### Task brief
Of the lines in this material, how many contain "JSON"? Answer with a single number only.

Entries with figure data:

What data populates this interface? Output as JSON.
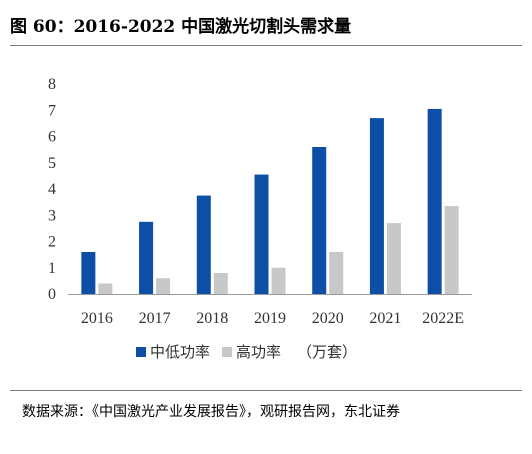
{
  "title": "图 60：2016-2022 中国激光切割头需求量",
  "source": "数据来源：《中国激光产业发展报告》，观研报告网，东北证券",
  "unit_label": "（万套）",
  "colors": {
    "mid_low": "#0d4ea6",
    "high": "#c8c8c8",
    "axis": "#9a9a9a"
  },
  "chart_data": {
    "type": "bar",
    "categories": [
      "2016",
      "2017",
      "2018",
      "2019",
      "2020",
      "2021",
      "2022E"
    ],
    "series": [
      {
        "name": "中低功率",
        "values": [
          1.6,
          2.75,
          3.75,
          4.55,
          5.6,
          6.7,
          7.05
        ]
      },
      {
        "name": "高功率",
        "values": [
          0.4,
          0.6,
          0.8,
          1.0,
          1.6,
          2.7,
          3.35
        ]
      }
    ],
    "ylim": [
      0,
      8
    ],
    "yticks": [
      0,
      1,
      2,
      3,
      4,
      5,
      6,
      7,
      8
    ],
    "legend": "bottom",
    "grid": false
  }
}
* * *
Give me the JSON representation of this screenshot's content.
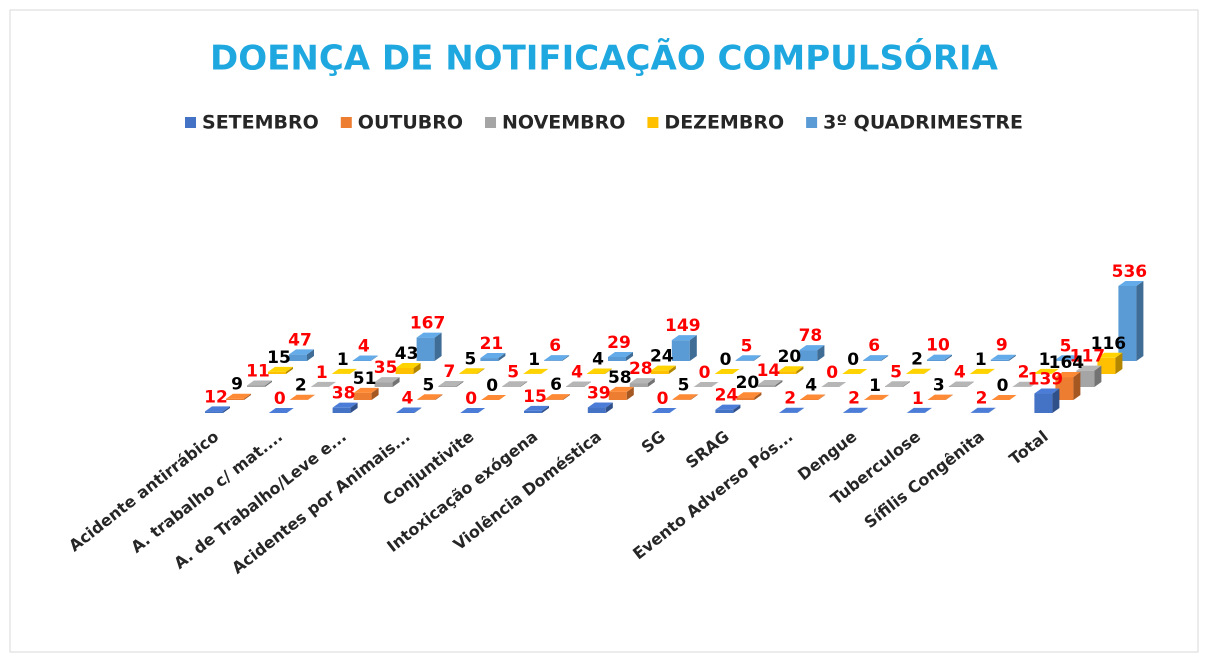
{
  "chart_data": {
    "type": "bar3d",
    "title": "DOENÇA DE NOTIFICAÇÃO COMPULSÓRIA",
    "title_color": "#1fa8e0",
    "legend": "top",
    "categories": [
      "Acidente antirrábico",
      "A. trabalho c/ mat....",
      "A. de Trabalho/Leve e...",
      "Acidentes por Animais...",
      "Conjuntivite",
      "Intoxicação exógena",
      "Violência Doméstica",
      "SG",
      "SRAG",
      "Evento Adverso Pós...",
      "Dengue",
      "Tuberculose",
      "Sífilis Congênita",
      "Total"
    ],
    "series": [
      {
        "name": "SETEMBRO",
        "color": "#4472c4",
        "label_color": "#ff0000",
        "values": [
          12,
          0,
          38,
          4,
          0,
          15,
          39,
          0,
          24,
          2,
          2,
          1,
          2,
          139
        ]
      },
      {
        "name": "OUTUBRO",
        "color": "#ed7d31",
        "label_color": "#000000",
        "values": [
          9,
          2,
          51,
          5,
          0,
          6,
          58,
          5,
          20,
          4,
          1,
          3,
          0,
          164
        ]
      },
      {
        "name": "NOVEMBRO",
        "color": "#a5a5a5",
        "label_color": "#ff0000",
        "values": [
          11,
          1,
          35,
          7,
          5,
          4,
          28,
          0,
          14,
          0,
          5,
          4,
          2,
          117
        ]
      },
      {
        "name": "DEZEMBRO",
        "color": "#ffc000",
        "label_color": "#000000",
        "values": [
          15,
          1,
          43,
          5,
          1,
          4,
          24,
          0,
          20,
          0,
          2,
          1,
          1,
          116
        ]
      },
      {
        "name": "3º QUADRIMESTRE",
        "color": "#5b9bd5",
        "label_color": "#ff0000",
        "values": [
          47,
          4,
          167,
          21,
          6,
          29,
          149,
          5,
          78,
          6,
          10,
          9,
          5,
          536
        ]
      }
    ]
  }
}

### Right answer
2